Return all of the data exactly as given.

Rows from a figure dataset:
◇ ◇ ◇ ◇ ◇

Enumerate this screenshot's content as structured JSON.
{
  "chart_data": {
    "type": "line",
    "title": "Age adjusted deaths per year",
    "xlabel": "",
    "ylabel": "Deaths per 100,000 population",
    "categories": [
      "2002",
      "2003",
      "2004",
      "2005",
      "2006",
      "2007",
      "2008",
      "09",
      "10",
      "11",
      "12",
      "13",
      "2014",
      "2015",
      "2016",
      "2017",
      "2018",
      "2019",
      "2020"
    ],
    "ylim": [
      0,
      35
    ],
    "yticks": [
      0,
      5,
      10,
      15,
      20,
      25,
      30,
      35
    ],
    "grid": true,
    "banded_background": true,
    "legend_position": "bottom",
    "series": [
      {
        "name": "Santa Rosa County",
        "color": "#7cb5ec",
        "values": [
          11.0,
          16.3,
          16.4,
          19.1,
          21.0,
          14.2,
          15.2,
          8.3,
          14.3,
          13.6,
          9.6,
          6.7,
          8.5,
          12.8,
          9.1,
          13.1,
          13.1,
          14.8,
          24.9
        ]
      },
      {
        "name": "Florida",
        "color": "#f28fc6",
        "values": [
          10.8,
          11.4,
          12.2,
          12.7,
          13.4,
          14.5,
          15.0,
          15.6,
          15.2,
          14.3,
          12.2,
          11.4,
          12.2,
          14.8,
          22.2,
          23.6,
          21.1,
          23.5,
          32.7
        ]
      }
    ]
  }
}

◇ ◇ ◇ ◇ ◇

ANSWER TO THIS PROBLEM:
Enumerate this screenshot's content as structured JSON.
{
  "chart_data": {
    "type": "line",
    "title": "Age adjusted deaths per year",
    "xlabel": "",
    "ylabel": "Deaths per 100,000 population",
    "categories": [
      "2002",
      "2003",
      "2004",
      "2005",
      "2006",
      "2007",
      "2008",
      "09",
      "10",
      "11",
      "12",
      "13",
      "2014",
      "2015",
      "2016",
      "2017",
      "2018",
      "2019",
      "2020"
    ],
    "ylim": [
      0,
      35
    ],
    "yticks": [
      0,
      5,
      10,
      15,
      20,
      25,
      30,
      35
    ],
    "grid": true,
    "banded_background": true,
    "legend_position": "bottom",
    "series": [
      {
        "name": "Santa Rosa County",
        "color": "#7cb5ec",
        "values": [
          11.0,
          16.3,
          16.4,
          19.1,
          21.0,
          14.2,
          15.2,
          8.3,
          14.3,
          13.6,
          9.6,
          6.7,
          8.5,
          12.8,
          9.1,
          13.1,
          13.1,
          14.8,
          24.9
        ]
      },
      {
        "name": "Florida",
        "color": "#f28fc6",
        "values": [
          10.8,
          11.4,
          12.2,
          12.7,
          13.4,
          14.5,
          15.0,
          15.6,
          15.2,
          14.3,
          12.2,
          11.4,
          12.2,
          14.8,
          22.2,
          23.6,
          21.1,
          23.5,
          32.7
        ]
      }
    ]
  }
}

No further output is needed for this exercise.